(A block of data)
┄┄┄┄┄┄
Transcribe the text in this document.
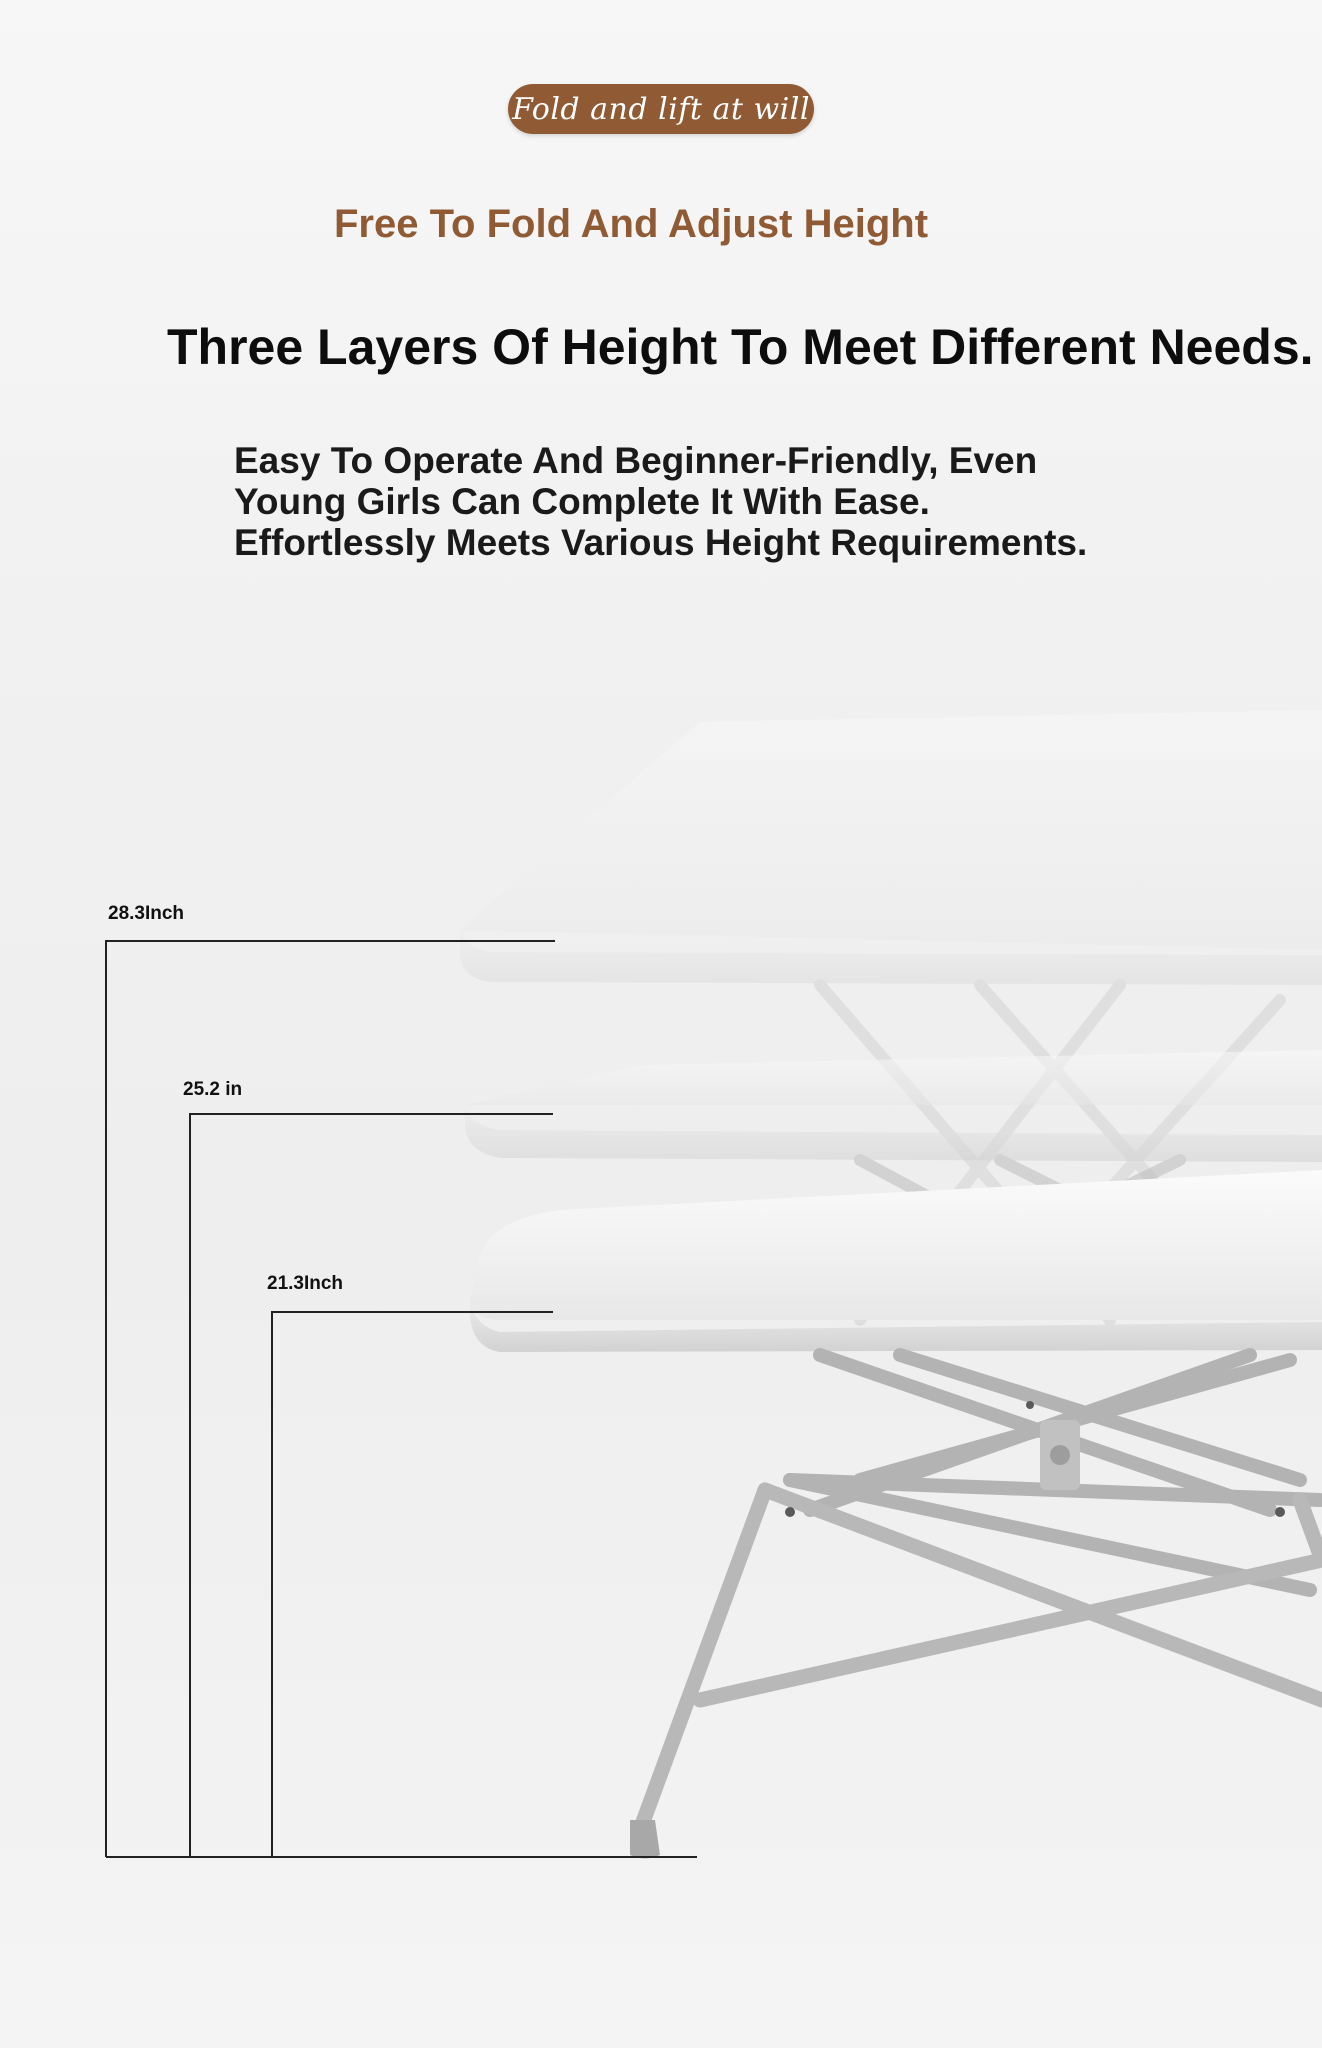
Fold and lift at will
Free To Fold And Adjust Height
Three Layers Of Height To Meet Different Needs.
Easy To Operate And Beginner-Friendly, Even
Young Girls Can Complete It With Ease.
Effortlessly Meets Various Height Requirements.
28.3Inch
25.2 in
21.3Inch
┄┄┄┄┄┄
Work required:
Pictures are not part of the copy; output everything else in the records exactly.

Output for this task:
Transcribe the text in this document.
Fold and lift at will
Free To Fold And Adjust Height
Three Layers Of Height To Meet Different Needs.
Easy To Operate And Beginner-Friendly, Even
Young Girls Can Complete It With Ease.
Effortlessly Meets Various Height Requirements.
28.3Inch
25.2 in
21.3Inch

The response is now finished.